# Task:
Every line of the data that contains the string "speed" must be copied.

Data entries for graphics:
* * * * * * *
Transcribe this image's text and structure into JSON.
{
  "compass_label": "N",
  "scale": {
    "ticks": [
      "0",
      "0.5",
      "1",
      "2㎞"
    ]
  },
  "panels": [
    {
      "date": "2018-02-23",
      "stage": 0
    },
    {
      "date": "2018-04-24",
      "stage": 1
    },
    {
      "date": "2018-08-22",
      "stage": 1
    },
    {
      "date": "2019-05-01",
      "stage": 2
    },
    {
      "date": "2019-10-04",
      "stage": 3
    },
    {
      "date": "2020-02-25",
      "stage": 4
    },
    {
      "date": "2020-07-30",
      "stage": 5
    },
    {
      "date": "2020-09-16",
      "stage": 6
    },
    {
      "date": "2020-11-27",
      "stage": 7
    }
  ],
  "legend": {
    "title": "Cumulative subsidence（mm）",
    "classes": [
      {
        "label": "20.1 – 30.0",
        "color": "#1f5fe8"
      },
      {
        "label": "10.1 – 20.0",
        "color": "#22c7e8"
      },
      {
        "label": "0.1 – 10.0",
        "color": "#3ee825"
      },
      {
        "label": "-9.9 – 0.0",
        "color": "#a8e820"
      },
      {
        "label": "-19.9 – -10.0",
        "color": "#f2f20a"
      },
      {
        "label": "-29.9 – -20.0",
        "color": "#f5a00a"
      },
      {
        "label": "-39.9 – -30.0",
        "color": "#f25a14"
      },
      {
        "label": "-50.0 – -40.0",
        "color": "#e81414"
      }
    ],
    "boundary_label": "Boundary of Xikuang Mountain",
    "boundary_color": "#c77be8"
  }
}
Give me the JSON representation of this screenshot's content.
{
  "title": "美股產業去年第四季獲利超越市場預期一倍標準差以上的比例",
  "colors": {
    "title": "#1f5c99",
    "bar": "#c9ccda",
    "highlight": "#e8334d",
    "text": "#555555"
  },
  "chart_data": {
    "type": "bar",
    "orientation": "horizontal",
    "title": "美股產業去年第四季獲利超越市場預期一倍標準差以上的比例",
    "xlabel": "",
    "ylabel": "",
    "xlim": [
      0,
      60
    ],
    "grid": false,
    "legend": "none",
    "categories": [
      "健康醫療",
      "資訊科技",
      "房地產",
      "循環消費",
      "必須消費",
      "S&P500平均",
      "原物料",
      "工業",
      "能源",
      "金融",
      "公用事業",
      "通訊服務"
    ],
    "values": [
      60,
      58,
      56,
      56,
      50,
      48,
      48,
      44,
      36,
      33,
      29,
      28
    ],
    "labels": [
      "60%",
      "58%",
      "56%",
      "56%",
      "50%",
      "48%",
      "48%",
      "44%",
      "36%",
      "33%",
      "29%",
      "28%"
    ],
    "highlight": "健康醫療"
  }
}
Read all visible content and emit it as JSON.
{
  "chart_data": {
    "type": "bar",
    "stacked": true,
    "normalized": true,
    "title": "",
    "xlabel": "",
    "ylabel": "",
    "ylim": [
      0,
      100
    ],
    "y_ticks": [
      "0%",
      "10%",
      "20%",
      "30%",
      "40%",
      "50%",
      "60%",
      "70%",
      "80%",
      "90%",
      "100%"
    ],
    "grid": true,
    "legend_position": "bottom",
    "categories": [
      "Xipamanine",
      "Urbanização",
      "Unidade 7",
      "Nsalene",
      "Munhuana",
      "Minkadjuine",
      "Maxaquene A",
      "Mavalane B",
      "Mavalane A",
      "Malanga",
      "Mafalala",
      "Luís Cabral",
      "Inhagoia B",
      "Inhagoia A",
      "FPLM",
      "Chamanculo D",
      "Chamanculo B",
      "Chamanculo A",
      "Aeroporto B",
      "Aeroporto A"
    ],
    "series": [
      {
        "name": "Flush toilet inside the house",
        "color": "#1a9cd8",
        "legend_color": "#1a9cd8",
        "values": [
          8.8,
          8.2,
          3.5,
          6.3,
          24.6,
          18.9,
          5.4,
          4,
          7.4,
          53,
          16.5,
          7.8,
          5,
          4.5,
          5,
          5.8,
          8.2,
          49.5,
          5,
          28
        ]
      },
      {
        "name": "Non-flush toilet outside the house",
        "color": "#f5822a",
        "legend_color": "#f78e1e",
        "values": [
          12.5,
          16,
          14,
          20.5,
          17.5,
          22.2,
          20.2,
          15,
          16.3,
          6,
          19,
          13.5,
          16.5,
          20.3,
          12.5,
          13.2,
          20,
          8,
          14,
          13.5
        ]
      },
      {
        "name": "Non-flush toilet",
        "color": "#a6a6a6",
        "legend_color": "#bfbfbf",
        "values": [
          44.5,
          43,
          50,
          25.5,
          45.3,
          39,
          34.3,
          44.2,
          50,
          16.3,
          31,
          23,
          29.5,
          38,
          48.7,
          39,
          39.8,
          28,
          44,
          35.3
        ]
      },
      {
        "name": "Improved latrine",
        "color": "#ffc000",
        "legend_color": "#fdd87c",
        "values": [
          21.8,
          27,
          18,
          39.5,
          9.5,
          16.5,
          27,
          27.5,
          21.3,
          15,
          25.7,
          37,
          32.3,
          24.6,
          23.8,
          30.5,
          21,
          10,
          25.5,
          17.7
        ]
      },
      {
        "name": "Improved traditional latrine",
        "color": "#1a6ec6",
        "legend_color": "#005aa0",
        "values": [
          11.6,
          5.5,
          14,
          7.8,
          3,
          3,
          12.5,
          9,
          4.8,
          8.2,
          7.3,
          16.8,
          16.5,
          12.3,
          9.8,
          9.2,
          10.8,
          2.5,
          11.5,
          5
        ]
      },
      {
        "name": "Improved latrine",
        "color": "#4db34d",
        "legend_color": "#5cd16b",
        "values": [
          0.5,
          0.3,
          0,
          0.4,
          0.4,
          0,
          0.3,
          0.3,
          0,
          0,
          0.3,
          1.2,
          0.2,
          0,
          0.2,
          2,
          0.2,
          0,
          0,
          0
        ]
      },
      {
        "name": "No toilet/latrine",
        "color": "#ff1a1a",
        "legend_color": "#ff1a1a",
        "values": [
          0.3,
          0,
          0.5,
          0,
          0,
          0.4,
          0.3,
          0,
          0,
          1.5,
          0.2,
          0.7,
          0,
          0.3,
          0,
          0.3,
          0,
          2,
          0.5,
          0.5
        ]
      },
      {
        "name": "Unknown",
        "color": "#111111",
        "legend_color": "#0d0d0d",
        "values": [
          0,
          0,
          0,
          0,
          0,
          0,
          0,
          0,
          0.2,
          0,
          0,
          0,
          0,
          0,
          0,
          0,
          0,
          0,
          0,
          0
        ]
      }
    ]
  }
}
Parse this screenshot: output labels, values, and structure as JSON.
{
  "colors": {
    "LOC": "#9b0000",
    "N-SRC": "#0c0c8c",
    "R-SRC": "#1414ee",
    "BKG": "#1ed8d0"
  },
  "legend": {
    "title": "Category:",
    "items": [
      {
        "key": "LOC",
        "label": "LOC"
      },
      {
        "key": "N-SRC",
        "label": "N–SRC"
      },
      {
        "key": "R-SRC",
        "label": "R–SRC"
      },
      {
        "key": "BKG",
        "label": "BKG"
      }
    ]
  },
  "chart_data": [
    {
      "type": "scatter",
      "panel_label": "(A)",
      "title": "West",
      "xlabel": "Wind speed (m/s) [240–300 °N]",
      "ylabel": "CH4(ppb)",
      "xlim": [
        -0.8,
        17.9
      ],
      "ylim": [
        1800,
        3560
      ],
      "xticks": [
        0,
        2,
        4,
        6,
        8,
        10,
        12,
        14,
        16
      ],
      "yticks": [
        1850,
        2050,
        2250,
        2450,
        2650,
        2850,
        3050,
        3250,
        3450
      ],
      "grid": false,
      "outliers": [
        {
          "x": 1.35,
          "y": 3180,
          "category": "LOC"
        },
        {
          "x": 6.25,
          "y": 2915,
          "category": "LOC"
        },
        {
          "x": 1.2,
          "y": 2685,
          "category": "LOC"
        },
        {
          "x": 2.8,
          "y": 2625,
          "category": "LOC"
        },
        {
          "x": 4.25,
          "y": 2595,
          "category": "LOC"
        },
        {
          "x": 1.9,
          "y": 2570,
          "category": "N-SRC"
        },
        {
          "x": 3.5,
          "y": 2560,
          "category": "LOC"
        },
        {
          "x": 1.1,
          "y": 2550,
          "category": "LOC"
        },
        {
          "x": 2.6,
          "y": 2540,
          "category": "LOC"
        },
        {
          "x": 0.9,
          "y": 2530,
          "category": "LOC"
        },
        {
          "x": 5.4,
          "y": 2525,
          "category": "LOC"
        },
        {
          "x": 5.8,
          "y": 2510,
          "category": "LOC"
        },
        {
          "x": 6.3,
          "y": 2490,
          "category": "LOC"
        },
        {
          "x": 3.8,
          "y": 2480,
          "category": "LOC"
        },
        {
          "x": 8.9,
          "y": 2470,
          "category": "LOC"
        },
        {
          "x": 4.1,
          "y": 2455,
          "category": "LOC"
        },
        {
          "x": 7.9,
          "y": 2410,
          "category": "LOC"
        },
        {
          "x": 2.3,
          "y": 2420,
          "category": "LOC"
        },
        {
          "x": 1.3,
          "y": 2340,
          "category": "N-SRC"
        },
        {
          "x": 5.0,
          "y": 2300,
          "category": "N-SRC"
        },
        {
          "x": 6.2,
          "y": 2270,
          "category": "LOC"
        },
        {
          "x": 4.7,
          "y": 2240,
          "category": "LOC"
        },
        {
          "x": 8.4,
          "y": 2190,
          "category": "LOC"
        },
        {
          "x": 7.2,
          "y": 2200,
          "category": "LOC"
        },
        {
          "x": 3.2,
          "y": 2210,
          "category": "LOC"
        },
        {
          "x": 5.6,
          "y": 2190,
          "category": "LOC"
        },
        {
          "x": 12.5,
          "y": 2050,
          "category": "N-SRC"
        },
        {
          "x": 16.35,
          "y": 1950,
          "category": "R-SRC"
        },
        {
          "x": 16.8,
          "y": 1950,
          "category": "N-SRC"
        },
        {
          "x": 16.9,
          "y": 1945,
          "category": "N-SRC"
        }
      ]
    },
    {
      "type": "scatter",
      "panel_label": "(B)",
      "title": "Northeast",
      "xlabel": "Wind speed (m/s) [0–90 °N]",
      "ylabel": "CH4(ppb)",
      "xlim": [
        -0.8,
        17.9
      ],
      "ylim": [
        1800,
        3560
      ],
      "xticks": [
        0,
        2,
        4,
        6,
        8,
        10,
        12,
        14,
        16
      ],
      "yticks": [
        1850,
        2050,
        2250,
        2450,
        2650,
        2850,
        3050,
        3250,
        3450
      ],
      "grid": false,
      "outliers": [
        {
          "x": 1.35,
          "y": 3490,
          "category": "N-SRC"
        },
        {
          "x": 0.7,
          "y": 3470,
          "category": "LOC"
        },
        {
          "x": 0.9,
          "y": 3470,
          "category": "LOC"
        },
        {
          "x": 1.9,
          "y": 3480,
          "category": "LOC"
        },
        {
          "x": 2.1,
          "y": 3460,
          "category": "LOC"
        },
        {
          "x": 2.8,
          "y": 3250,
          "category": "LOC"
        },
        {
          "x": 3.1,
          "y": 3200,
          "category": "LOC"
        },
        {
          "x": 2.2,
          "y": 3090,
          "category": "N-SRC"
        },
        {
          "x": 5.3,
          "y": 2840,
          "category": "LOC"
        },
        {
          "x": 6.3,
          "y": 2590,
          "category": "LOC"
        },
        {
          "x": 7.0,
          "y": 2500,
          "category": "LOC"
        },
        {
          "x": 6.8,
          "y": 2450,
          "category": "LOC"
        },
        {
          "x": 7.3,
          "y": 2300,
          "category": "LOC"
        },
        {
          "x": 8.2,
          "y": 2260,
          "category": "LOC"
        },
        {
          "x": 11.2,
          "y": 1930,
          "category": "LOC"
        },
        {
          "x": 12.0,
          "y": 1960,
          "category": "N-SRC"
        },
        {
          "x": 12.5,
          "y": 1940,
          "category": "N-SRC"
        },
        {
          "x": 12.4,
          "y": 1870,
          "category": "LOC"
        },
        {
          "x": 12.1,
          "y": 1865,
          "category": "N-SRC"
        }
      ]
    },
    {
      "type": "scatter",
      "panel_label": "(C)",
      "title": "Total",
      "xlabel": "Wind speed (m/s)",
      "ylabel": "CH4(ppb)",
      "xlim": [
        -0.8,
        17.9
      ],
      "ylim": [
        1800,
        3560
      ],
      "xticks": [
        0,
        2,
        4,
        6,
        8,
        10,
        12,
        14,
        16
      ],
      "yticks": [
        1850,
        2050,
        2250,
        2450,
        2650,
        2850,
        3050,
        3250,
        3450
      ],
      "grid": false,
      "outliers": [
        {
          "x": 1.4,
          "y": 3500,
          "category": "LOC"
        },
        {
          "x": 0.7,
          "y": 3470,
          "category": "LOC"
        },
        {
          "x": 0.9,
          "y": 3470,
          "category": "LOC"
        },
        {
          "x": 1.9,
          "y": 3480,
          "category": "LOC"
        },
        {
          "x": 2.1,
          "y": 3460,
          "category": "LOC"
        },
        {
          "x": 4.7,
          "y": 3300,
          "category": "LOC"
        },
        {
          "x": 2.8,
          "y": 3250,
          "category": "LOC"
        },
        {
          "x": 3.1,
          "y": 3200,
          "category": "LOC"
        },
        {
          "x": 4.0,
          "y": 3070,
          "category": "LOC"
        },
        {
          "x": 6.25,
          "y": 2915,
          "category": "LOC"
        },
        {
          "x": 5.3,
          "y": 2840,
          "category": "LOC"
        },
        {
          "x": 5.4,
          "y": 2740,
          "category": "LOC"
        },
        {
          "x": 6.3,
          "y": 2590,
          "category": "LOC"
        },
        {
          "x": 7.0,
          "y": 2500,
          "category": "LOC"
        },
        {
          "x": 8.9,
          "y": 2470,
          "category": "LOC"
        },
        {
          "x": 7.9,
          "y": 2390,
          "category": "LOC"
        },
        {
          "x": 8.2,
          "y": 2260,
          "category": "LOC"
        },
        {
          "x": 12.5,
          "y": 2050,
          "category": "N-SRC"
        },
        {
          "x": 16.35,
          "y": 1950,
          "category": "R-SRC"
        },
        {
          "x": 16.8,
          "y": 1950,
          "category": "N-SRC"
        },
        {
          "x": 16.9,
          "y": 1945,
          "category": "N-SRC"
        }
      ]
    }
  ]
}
* * * * * * *
# Written answer:
      "xlabel": "Wind speed (m/s) [240–300 °N]",
      "xlabel": "Wind speed (m/s) [0–90 °N]",
      "xlabel": "Wind speed (m/s)",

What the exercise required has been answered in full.